**Exercise aim**
Restate all the material verbatim, except for the pictures.

====

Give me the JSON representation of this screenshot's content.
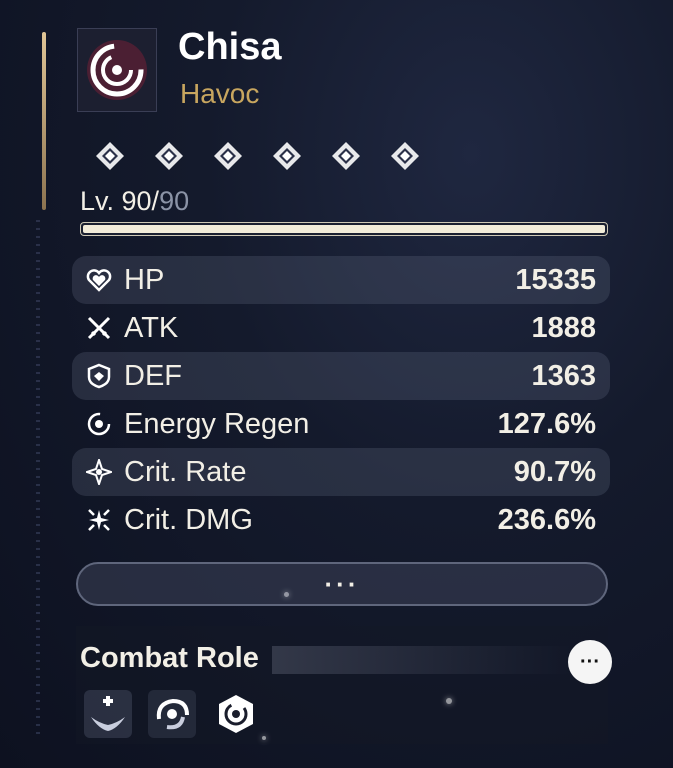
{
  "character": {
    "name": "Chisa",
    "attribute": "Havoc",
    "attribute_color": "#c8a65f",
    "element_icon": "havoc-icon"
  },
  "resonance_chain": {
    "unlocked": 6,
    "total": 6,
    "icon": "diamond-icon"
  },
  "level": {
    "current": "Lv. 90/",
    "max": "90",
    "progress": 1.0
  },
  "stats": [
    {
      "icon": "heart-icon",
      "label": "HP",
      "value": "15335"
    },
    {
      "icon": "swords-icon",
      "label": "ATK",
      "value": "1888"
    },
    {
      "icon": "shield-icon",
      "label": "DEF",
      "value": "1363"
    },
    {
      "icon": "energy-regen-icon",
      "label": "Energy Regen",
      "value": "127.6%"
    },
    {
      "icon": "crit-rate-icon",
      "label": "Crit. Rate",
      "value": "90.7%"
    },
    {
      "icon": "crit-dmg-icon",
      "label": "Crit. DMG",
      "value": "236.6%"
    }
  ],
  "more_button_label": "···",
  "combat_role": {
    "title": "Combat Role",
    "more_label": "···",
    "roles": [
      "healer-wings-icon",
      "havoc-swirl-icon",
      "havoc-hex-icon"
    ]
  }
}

====

**Finished exercise**
Give me the JSON representation of this screenshot's content.
{
  "character": {
    "name": "Chisa",
    "attribute": "Havoc",
    "attribute_color": "#c8a65f",
    "element_icon": "havoc-icon"
  },
  "resonance_chain": {
    "unlocked": 6,
    "total": 6,
    "icon": "diamond-icon"
  },
  "level": {
    "current": "Lv. 90/",
    "max": "90",
    "progress": 1.0
  },
  "stats": [
    {
      "icon": "heart-icon",
      "label": "HP",
      "value": "15335"
    },
    {
      "icon": "swords-icon",
      "label": "ATK",
      "value": "1888"
    },
    {
      "icon": "shield-icon",
      "label": "DEF",
      "value": "1363"
    },
    {
      "icon": "energy-regen-icon",
      "label": "Energy Regen",
      "value": "127.6%"
    },
    {
      "icon": "crit-rate-icon",
      "label": "Crit. Rate",
      "value": "90.7%"
    },
    {
      "icon": "crit-dmg-icon",
      "label": "Crit. DMG",
      "value": "236.6%"
    }
  ],
  "more_button_label": "···",
  "combat_role": {
    "title": "Combat Role",
    "more_label": "···",
    "roles": [
      "healer-wings-icon",
      "havoc-swirl-icon",
      "havoc-hex-icon"
    ]
  }
}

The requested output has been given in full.